··· RECORDED DATA ···

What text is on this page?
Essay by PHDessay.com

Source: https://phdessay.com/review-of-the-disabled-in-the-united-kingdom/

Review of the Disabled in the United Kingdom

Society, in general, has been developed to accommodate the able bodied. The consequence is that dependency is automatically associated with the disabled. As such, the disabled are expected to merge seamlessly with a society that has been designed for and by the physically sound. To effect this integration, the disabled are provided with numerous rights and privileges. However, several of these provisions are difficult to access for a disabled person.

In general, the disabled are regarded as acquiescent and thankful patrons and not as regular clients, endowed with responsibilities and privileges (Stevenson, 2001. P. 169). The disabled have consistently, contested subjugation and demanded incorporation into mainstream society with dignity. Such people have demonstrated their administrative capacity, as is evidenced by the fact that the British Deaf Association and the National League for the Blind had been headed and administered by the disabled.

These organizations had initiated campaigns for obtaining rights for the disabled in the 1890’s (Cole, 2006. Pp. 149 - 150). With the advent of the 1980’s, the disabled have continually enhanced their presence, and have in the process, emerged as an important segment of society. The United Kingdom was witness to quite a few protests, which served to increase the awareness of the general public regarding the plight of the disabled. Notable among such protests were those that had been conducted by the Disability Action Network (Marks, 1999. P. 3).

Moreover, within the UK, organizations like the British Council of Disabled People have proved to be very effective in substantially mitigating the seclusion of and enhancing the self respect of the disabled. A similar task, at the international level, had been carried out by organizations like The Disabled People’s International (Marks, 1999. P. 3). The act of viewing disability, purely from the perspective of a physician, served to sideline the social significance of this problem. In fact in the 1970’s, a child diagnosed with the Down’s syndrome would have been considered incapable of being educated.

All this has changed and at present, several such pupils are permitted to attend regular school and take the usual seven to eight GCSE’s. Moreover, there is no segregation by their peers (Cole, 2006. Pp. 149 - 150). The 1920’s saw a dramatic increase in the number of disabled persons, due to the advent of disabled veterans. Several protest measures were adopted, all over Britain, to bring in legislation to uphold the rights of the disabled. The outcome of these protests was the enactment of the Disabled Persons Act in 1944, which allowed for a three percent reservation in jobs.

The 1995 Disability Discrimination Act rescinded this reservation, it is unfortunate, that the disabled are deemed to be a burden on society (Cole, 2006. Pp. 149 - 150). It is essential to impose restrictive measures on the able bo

···

### EXERCISE DETAILS
Return the listing above word for word.

### ANSWER FOR THE TASK
What text is on this page?
Essay by PHDessay.com

Source: https://phdessay.com/review-of-the-disabled-in-the-united-kingdom/

Review of the Disabled in the United Kingdom

Society, in general, has been developed to accommodate the able bodied. The consequence is that dependency is automatically associated with the disabled. As such, the disabled are expected to merge seamlessly with a society that has been designed for and by the physically sound. To effect this integration, the disabled are provided with numerous rights and privileges. However, several of these provisions are difficult to access for a disabled person.

In general, the disabled are regarded as acquiescent and thankful patrons and not as regular clients, endowed with responsibilities and privileges (Stevenson, 2001. P. 169). The disabled have consistently, contested subjugation and demanded incorporation into mainstream society with dignity. Such people have demonstrated their administrative capacity, as is evidenced by the fact that the British Deaf Association and the National League for the Blind had been headed and administered by the disabled.

These organizations had initiated campaigns for obtaining rights for the disabled in the 1890’s (Cole, 2006. Pp. 149 - 150). With the advent of the 1980’s, the disabled have continually enhanced their presence, and have in the process, emerged as an important segment of society. The United Kingdom was witness to quite a few protests, which served to increase the awareness of the general public regarding the plight of the disabled. Notable among such protests were those that had been conducted by the Disability Action Network (Marks, 1999. P. 3).

Moreover, within the UK, organizations like the British Council of Disabled People have proved to be very effective in substantially mitigating the seclusion of and enhancing the self respect of the disabled. A similar task, at the international level, had been carried out by organizations like The Disabled People’s International (Marks, 1999. P. 3). The act of viewing disability, purely from the perspective of a physician, served to sideline the social significance of this problem. In fact in the 1970’s, a child diagnosed with the Down’s syndrome would have been considered incapable of being educated.

All this has changed and at present, several such pupils are permitted to attend regular school and take the usual seven to eight GCSE’s. Moreover, there is no segregation by their peers (Cole, 2006. Pp. 149 - 150). The 1920’s saw a dramatic increase in the number of disabled persons, due to the advent of disabled veterans. Several protest measures were adopted, all over Britain, to bring in legislation to uphold the rights of the disabled. The outcome of these protests was the enactment of the Disabled Persons Act in 1944, which allowed for a three percent reservation in jobs.

The 1995 Disability Discrimination Act rescinded this reservation, it is unfortunate, that the disabled are deemed to be a burden on society (Cole, 2006. Pp. 149 - 150). It is essential to impose restrictive measures on the able bo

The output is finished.